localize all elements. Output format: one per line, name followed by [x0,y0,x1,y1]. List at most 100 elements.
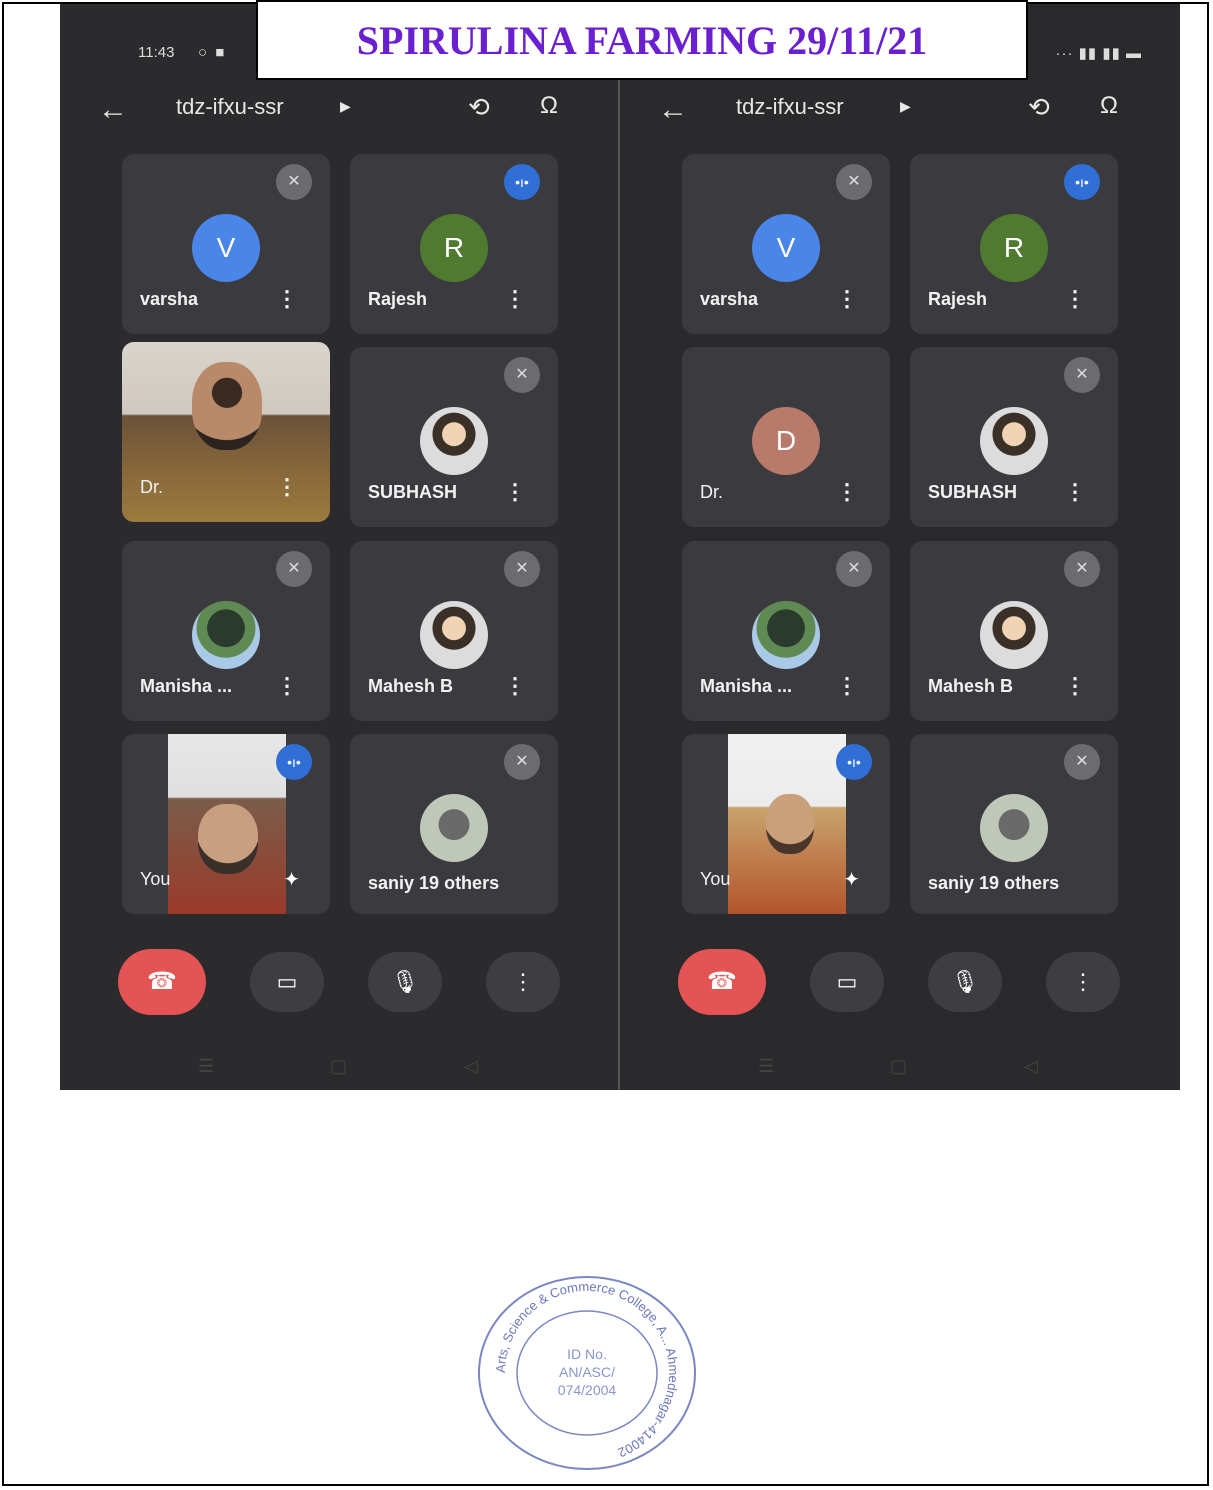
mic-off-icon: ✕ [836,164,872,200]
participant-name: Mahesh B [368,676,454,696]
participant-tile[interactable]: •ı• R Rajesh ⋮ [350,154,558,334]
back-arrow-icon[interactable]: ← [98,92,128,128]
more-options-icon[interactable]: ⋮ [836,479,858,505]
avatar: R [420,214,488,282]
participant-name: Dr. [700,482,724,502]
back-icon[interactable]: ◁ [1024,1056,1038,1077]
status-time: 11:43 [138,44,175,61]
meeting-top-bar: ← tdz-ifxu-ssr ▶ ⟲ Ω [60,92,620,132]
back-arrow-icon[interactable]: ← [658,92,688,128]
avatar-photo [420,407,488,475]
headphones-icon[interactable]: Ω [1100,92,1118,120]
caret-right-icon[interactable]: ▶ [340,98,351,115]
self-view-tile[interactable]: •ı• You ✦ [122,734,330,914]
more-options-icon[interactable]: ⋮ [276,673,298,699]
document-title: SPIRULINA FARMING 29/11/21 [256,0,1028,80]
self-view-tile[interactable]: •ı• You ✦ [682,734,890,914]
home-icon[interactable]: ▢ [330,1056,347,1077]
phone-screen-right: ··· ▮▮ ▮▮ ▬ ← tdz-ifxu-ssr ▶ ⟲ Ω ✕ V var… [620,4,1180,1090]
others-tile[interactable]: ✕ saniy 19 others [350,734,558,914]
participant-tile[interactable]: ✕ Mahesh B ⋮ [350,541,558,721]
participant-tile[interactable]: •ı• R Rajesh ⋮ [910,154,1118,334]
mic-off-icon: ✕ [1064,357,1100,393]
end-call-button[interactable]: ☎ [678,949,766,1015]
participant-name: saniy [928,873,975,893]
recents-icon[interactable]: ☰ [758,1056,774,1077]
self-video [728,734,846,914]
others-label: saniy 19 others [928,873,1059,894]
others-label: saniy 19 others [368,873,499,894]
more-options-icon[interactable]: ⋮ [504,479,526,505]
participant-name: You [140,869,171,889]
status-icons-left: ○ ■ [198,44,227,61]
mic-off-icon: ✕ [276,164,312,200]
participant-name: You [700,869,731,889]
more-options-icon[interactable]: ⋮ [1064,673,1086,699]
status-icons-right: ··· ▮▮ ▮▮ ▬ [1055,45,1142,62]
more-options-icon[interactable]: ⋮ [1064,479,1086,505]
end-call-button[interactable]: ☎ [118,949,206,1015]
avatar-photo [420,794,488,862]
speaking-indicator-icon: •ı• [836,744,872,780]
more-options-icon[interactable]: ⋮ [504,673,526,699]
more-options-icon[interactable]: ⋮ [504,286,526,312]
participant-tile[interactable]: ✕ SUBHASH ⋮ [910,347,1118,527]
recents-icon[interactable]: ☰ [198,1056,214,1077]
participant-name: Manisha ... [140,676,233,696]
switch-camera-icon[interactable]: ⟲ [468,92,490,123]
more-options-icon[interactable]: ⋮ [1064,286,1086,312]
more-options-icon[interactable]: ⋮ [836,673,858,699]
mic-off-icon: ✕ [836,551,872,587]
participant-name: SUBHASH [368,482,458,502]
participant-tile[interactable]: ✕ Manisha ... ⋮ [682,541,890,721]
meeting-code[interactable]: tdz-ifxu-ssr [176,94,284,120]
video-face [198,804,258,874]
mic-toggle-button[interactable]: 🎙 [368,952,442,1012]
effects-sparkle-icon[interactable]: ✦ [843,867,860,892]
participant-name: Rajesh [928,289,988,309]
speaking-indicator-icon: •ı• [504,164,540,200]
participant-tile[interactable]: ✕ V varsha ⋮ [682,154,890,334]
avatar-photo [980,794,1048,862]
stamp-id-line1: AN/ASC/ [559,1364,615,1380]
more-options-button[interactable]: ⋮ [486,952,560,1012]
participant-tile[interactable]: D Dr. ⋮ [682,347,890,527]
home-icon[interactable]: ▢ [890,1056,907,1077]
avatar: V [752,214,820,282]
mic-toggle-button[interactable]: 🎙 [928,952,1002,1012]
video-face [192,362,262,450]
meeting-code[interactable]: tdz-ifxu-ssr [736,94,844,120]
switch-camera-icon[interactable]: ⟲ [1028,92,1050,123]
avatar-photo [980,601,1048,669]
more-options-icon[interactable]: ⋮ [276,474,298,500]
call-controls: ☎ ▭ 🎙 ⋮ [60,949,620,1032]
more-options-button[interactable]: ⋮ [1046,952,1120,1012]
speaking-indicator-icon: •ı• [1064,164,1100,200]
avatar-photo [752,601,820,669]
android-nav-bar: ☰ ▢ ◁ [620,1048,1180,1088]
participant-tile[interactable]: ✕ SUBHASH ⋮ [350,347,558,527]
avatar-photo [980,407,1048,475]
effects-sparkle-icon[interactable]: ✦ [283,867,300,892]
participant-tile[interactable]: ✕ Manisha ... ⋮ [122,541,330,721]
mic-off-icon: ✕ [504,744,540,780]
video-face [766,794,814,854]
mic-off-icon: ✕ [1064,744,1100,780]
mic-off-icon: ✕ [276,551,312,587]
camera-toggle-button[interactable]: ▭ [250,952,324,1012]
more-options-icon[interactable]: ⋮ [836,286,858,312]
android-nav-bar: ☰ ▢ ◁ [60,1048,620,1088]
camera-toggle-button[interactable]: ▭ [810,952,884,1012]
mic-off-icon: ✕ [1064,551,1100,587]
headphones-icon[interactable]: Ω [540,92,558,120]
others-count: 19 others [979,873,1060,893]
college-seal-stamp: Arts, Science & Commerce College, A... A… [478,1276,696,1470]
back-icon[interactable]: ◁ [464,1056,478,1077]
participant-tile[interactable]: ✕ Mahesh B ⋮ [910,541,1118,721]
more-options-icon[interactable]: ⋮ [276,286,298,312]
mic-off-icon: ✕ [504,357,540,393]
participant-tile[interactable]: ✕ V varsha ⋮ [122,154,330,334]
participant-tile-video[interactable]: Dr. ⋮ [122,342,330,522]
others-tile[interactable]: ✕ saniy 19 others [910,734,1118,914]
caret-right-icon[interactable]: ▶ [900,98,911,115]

○ ○ ○ ○ ○

WHAT YOU NEED TO DO:
Extract every line from the rows that contains the string "face", matching case exactly.

COMPLETE RESPONSE:
video-face [198,804,258,874]
video-face [192,362,262,450]
video-face [766,794,814,854]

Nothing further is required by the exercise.